- TASK BRIEF:
Verbatim reproduction of the entries is required; images must be omitted.

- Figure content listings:
=== Section Start ===
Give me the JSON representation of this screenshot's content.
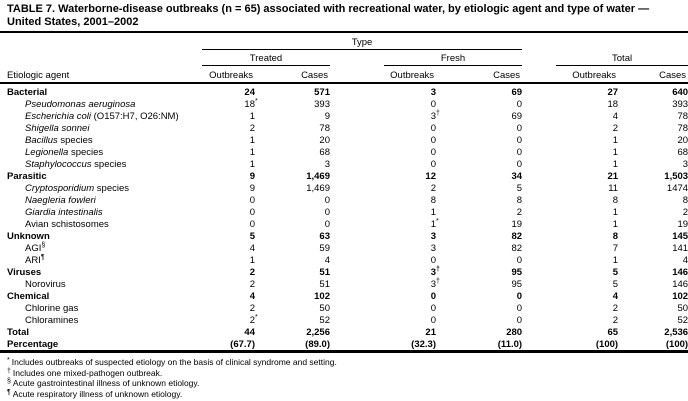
{
  "title": "TABLE 7. Waterborne-disease outbreaks (n = 65) associated with recreational water, by etiologic agent and type of water — United States, 2001–2002",
  "header": {
    "agent_label": "Etiologic agent",
    "type_label": "Type",
    "groups": [
      {
        "label": "Treated"
      },
      {
        "label": "Fresh"
      },
      {
        "label": "Total"
      }
    ],
    "outbreaks_label": "Outbreaks",
    "cases_label": "Cases"
  },
  "rows": [
    {
      "bold": true,
      "indent": false,
      "label": [
        {
          "t": "Bacterial"
        }
      ],
      "values": [
        "24",
        "571",
        "3",
        "69",
        "27",
        "640"
      ]
    },
    {
      "bold": false,
      "indent": true,
      "label": [
        {
          "t": "Pseudomonas aeruginosa",
          "i": true
        }
      ],
      "values": [
        "18*",
        "393",
        "0",
        "0",
        "18",
        "393"
      ]
    },
    {
      "bold": false,
      "indent": true,
      "label": [
        {
          "t": "Escherichia coli",
          "i": true
        },
        {
          "t": " (O157:H7, O26:NM)"
        }
      ],
      "values": [
        "1",
        "9",
        "3†",
        "69",
        "4",
        "78"
      ]
    },
    {
      "bold": false,
      "indent": true,
      "label": [
        {
          "t": "Shigella sonnei",
          "i": true
        }
      ],
      "values": [
        "2",
        "78",
        "0",
        "0",
        "2",
        "78"
      ]
    },
    {
      "bold": false,
      "indent": true,
      "label": [
        {
          "t": "Bacillus",
          "i": true
        },
        {
          "t": " species"
        }
      ],
      "values": [
        "1",
        "20",
        "0",
        "0",
        "1",
        "20"
      ]
    },
    {
      "bold": false,
      "indent": true,
      "label": [
        {
          "t": "Legionella",
          "i": true
        },
        {
          "t": " species"
        }
      ],
      "values": [
        "1",
        "68",
        "0",
        "0",
        "1",
        "68"
      ]
    },
    {
      "bold": false,
      "indent": true,
      "label": [
        {
          "t": "Staphylococcus",
          "i": true
        },
        {
          "t": " species"
        }
      ],
      "values": [
        "1",
        "3",
        "0",
        "0",
        "1",
        "3"
      ]
    },
    {
      "bold": true,
      "indent": false,
      "label": [
        {
          "t": "Parasitic"
        }
      ],
      "values": [
        "9",
        "1,469",
        "12",
        "34",
        "21",
        "1,503"
      ]
    },
    {
      "bold": false,
      "indent": true,
      "label": [
        {
          "t": "Cryptosporidium",
          "i": true
        },
        {
          "t": " species"
        }
      ],
      "values": [
        "9",
        "1,469",
        "2",
        "5",
        "11",
        "1474"
      ]
    },
    {
      "bold": false,
      "indent": true,
      "label": [
        {
          "t": "Naegleria fowleri",
          "i": true
        }
      ],
      "values": [
        "0",
        "0",
        "8",
        "8",
        "8",
        "8"
      ]
    },
    {
      "bold": false,
      "indent": true,
      "label": [
        {
          "t": "Giardia intestinalis",
          "i": true
        }
      ],
      "values": [
        "0",
        "0",
        "1",
        "2",
        "1",
        "2"
      ]
    },
    {
      "bold": false,
      "indent": true,
      "label": [
        {
          "t": "Avian schistosomes"
        }
      ],
      "values": [
        "0",
        "0",
        "1*",
        "19",
        "1",
        "19"
      ]
    },
    {
      "bold": true,
      "indent": false,
      "label": [
        {
          "t": "Unknown"
        }
      ],
      "values": [
        "5",
        "63",
        "3",
        "82",
        "8",
        "145"
      ]
    },
    {
      "bold": false,
      "indent": true,
      "label": [
        {
          "t": "AGI"
        },
        {
          "t": "§",
          "sup": true
        }
      ],
      "values": [
        "4",
        "59",
        "3",
        "82",
        "7",
        "141"
      ]
    },
    {
      "bold": false,
      "indent": true,
      "label": [
        {
          "t": "ARI"
        },
        {
          "t": "¶",
          "sup": true
        }
      ],
      "values": [
        "1",
        "4",
        "0",
        "0",
        "1",
        "4"
      ]
    },
    {
      "bold": true,
      "indent": false,
      "label": [
        {
          "t": "Viruses"
        }
      ],
      "values": [
        "2",
        "51",
        "3†",
        "95",
        "5",
        "146"
      ]
    },
    {
      "bold": false,
      "indent": true,
      "label": [
        {
          "t": "Norovirus"
        }
      ],
      "values": [
        "2",
        "51",
        "3†",
        "95",
        "5",
        "146"
      ]
    },
    {
      "bold": true,
      "indent": false,
      "label": [
        {
          "t": "Chemical"
        }
      ],
      "values": [
        "4",
        "102",
        "0",
        "0",
        "4",
        "102"
      ]
    },
    {
      "bold": false,
      "indent": true,
      "label": [
        {
          "t": "Chlorine gas"
        }
      ],
      "values": [
        "2",
        "50",
        "0",
        "0",
        "2",
        "50"
      ]
    },
    {
      "bold": false,
      "indent": true,
      "label": [
        {
          "t": "Chloramines"
        }
      ],
      "values": [
        "2*",
        "52",
        "0",
        "0",
        "2",
        "52"
      ]
    },
    {
      "bold": true,
      "indent": false,
      "label": [
        {
          "t": "Total"
        }
      ],
      "values": [
        "44",
        "2,256",
        "21",
        "280",
        "65",
        "2,536"
      ]
    },
    {
      "bold": true,
      "indent": false,
      "label": [
        {
          "t": "Percentage"
        }
      ],
      "values": [
        "(67.7)",
        "(89.0)",
        "(32.3)",
        "(11.0)",
        "(100)",
        "(100)"
      ]
    }
  ],
  "footnotes": [
    {
      "marker": "*",
      "text": "Includes outbreaks of suspected etiology on the basis of clinical syndrome and setting."
    },
    {
      "marker": "†",
      "text": "Includes one mixed-pathogen outbreak."
    },
    {
      "marker": "§",
      "text": "Acute gastrointestinal illness of unknown etiology."
    },
    {
      "marker": "¶",
      "text": "Acute respiratory illness of unknown etiology."
    }
  ],
  "colors": {
    "text": "#000000",
    "background": "#ffffff",
    "rule": "#000000"
  }
}
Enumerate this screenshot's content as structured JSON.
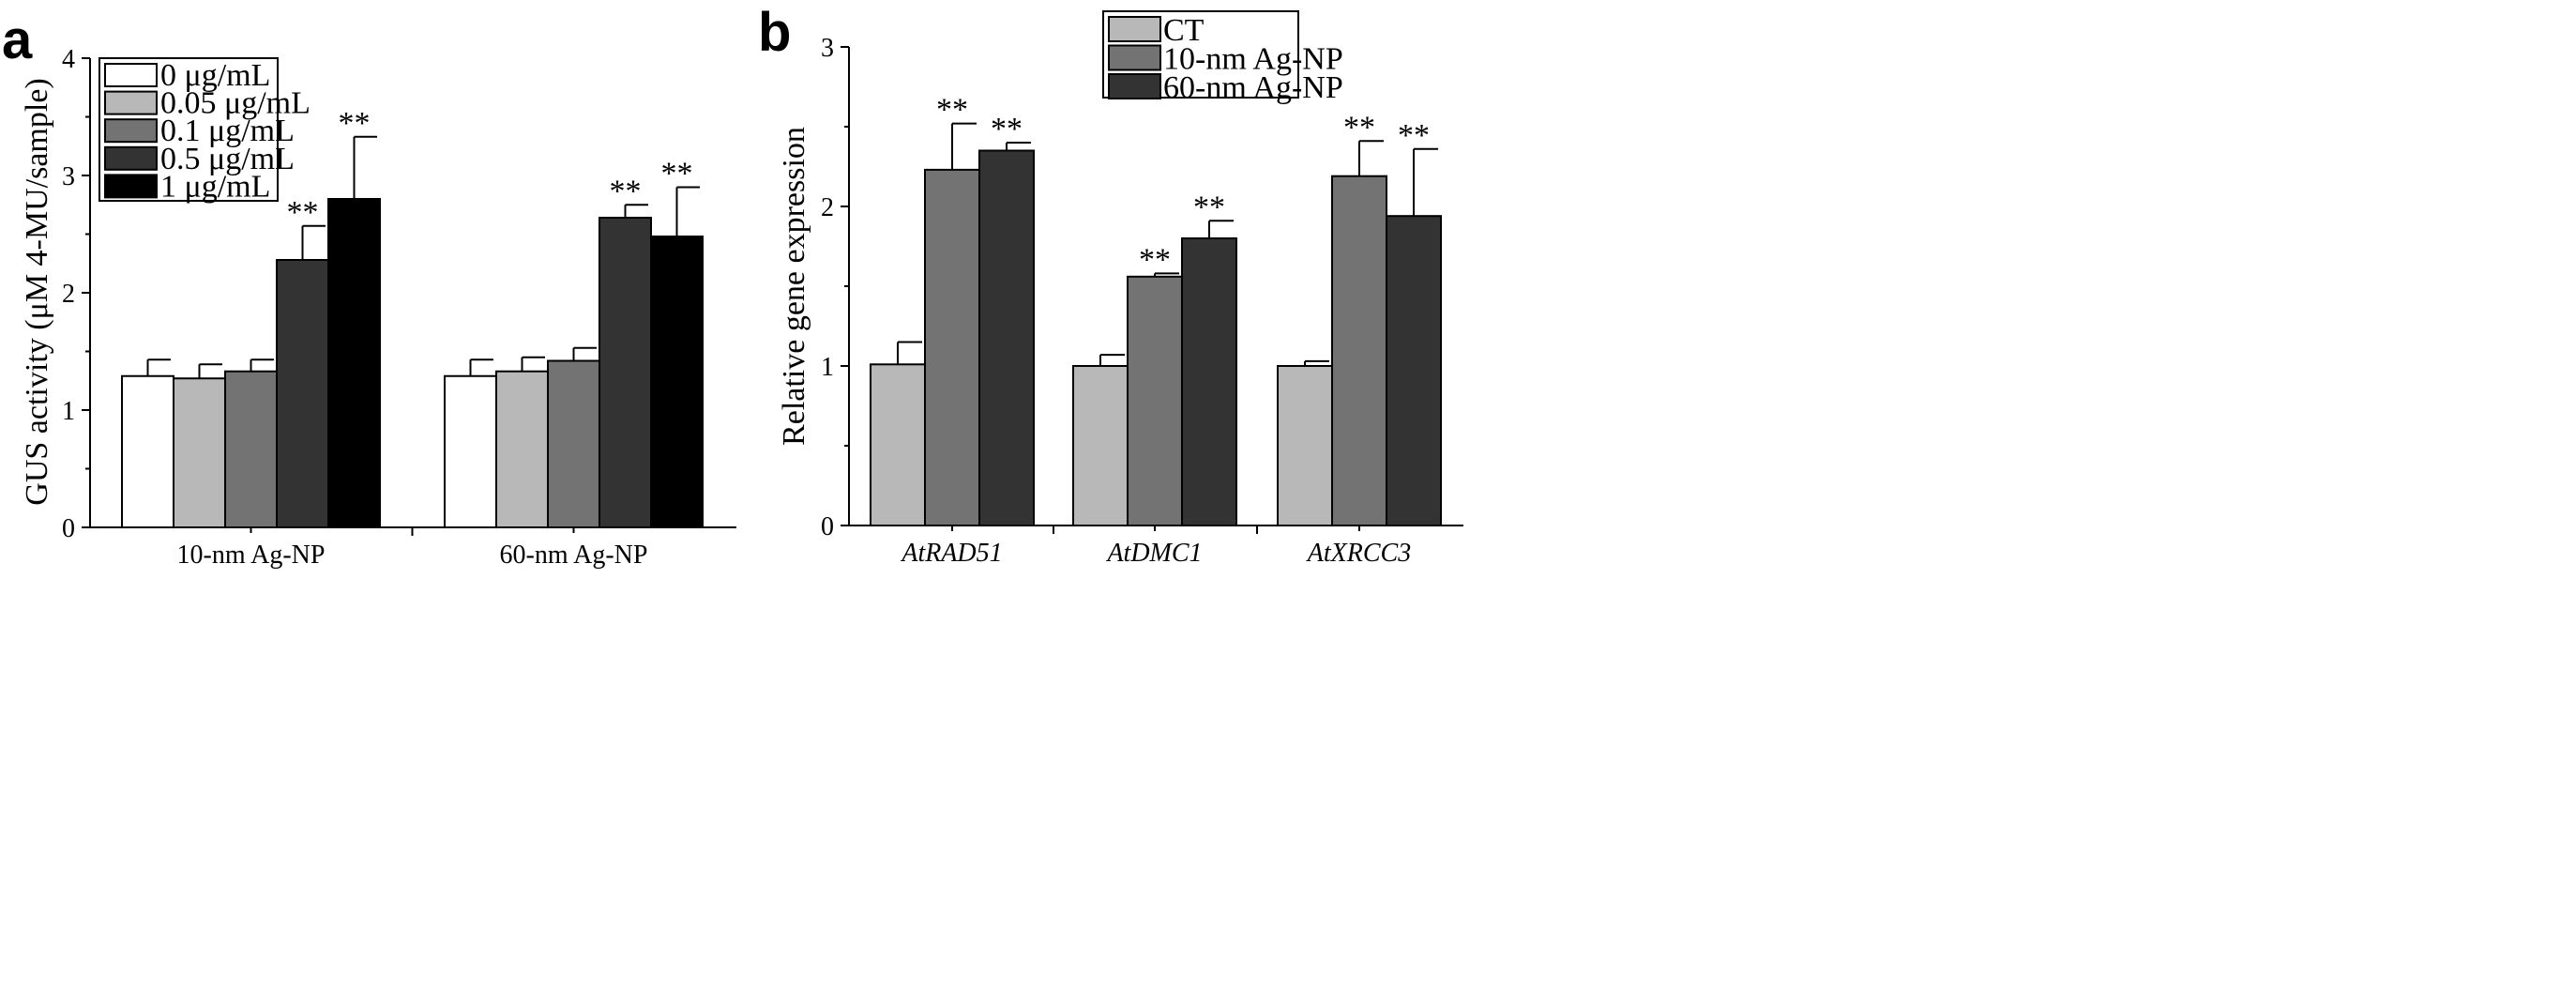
=== Section End ===
- SOLUTION FOR THIS EXERCISE:
Give me the JSON representation of this screenshot's content.
{
  "title": "TABLE 7. Waterborne-disease outbreaks (n = 65) associated with recreational water, by etiologic agent and type of water — United States, 2001–2002",
  "header": {
    "agent_label": "Etiologic agent",
    "type_label": "Type",
    "groups": [
      {
        "label": "Treated"
      },
      {
        "label": "Fresh"
      },
      {
        "label": "Total"
      }
    ],
    "outbreaks_label": "Outbreaks",
    "cases_label": "Cases"
  },
  "rows": [
    {
      "bold": true,
      "indent": false,
      "label": [
        {
          "t": "Bacterial"
        }
      ],
      "values": [
        "24",
        "571",
        "3",
        "69",
        "27",
        "640"
      ]
    },
    {
      "bold": false,
      "indent": true,
      "label": [
        {
          "t": "Pseudomonas aeruginosa",
          "i": true
        }
      ],
      "values": [
        "18*",
        "393",
        "0",
        "0",
        "18",
        "393"
      ]
    },
    {
      "bold": false,
      "indent": true,
      "label": [
        {
          "t": "Escherichia coli",
          "i": true
        },
        {
          "t": " (O157:H7, O26:NM)"
        }
      ],
      "values": [
        "1",
        "9",
        "3†",
        "69",
        "4",
        "78"
      ]
    },
    {
      "bold": false,
      "indent": true,
      "label": [
        {
          "t": "Shigella sonnei",
          "i": true
        }
      ],
      "values": [
        "2",
        "78",
        "0",
        "0",
        "2",
        "78"
      ]
    },
    {
      "bold": false,
      "indent": true,
      "label": [
        {
          "t": "Bacillus",
          "i": true
        },
        {
          "t": " species"
        }
      ],
      "values": [
        "1",
        "20",
        "0",
        "0",
        "1",
        "20"
      ]
    },
    {
      "bold": false,
      "indent": true,
      "label": [
        {
          "t": "Legionella",
          "i": true
        },
        {
          "t": " species"
        }
      ],
      "values": [
        "1",
        "68",
        "0",
        "0",
        "1",
        "68"
      ]
    },
    {
      "bold": false,
      "indent": true,
      "label": [
        {
          "t": "Staphylococcus",
          "i": true
        },
        {
          "t": " species"
        }
      ],
      "values": [
        "1",
        "3",
        "0",
        "0",
        "1",
        "3"
      ]
    },
    {
      "bold": true,
      "indent": false,
      "label": [
        {
          "t": "Parasitic"
        }
      ],
      "values": [
        "9",
        "1,469",
        "12",
        "34",
        "21",
        "1,503"
      ]
    },
    {
      "bold": false,
      "indent": true,
      "label": [
        {
          "t": "Cryptosporidium",
          "i": true
        },
        {
          "t": " species"
        }
      ],
      "values": [
        "9",
        "1,469",
        "2",
        "5",
        "11",
        "1474"
      ]
    },
    {
      "bold": false,
      "indent": true,
      "label": [
        {
          "t": "Naegleria fowleri",
          "i": true
        }
      ],
      "values": [
        "0",
        "0",
        "8",
        "8",
        "8",
        "8"
      ]
    },
    {
      "bold": false,
      "indent": true,
      "label": [
        {
          "t": "Giardia intestinalis",
          "i": true
        }
      ],
      "values": [
        "0",
        "0",
        "1",
        "2",
        "1",
        "2"
      ]
    },
    {
      "bold": false,
      "indent": true,
      "label": [
        {
          "t": "Avian schistosomes"
        }
      ],
      "values": [
        "0",
        "0",
        "1*",
        "19",
        "1",
        "19"
      ]
    },
    {
      "bold": true,
      "indent": false,
      "label": [
        {
          "t": "Unknown"
        }
      ],
      "values": [
        "5",
        "63",
        "3",
        "82",
        "8",
        "145"
      ]
    },
    {
      "bold": false,
      "indent": true,
      "label": [
        {
          "t": "AGI"
        },
        {
          "t": "§",
          "sup": true
        }
      ],
      "values": [
        "4",
        "59",
        "3",
        "82",
        "7",
        "141"
      ]
    },
    {
      "bold": false,
      "indent": true,
      "label": [
        {
          "t": "ARI"
        },
        {
          "t": "¶",
          "sup": true
        }
      ],
      "values": [
        "1",
        "4",
        "0",
        "0",
        "1",
        "4"
      ]
    },
    {
      "bold": true,
      "indent": false,
      "label": [
        {
          "t": "Viruses"
        }
      ],
      "values": [
        "2",
        "51",
        "3†",
        "95",
        "5",
        "146"
      ]
    },
    {
      "bold": false,
      "indent": true,
      "label": [
        {
          "t": "Norovirus"
        }
      ],
      "values": [
        "2",
        "51",
        "3†",
        "95",
        "5",
        "146"
      ]
    },
    {
      "bold": true,
      "indent": false,
      "label": [
        {
          "t": "Chemical"
        }
      ],
      "values": [
        "4",
        "102",
        "0",
        "0",
        "4",
        "102"
      ]
    },
    {
      "bold": false,
      "indent": true,
      "label": [
        {
          "t": "Chlorine gas"
        }
      ],
      "values": [
        "2",
        "50",
        "0",
        "0",
        "2",
        "50"
      ]
    },
    {
      "bold": false,
      "indent": true,
      "label": [
        {
          "t": "Chloramines"
        }
      ],
      "values": [
        "2*",
        "52",
        "0",
        "0",
        "2",
        "52"
      ]
    },
    {
      "bold": true,
      "indent": false,
      "label": [
        {
          "t": "Total"
        }
      ],
      "values": [
        "44",
        "2,256",
        "21",
        "280",
        "65",
        "2,536"
      ]
    },
    {
      "bold": true,
      "indent": false,
      "label": [
        {
          "t": "Percentage"
        }
      ],
      "values": [
        "(67.7)",
        "(89.0)",
        "(32.3)",
        "(11.0)",
        "(100)",
        "(100)"
      ]
    }
  ],
  "footnotes": [
    {
      "marker": "*",
      "text": "Includes outbreaks of suspected etiology on the basis of clinical syndrome and setting."
    },
    {
      "marker": "†",
      "text": "Includes one mixed-pathogen outbreak."
    },
    {
      "marker": "§",
      "text": "Acute gastrointestinal illness of unknown etiology."
    },
    {
      "marker": "¶",
      "text": "Acute respiratory illness of unknown etiology."
    }
  ],
  "colors": {
    "text": "#000000",
    "background": "#ffffff",
    "rule": "#000000"
  }
}
Enumerate this screenshot's content as structured JSON.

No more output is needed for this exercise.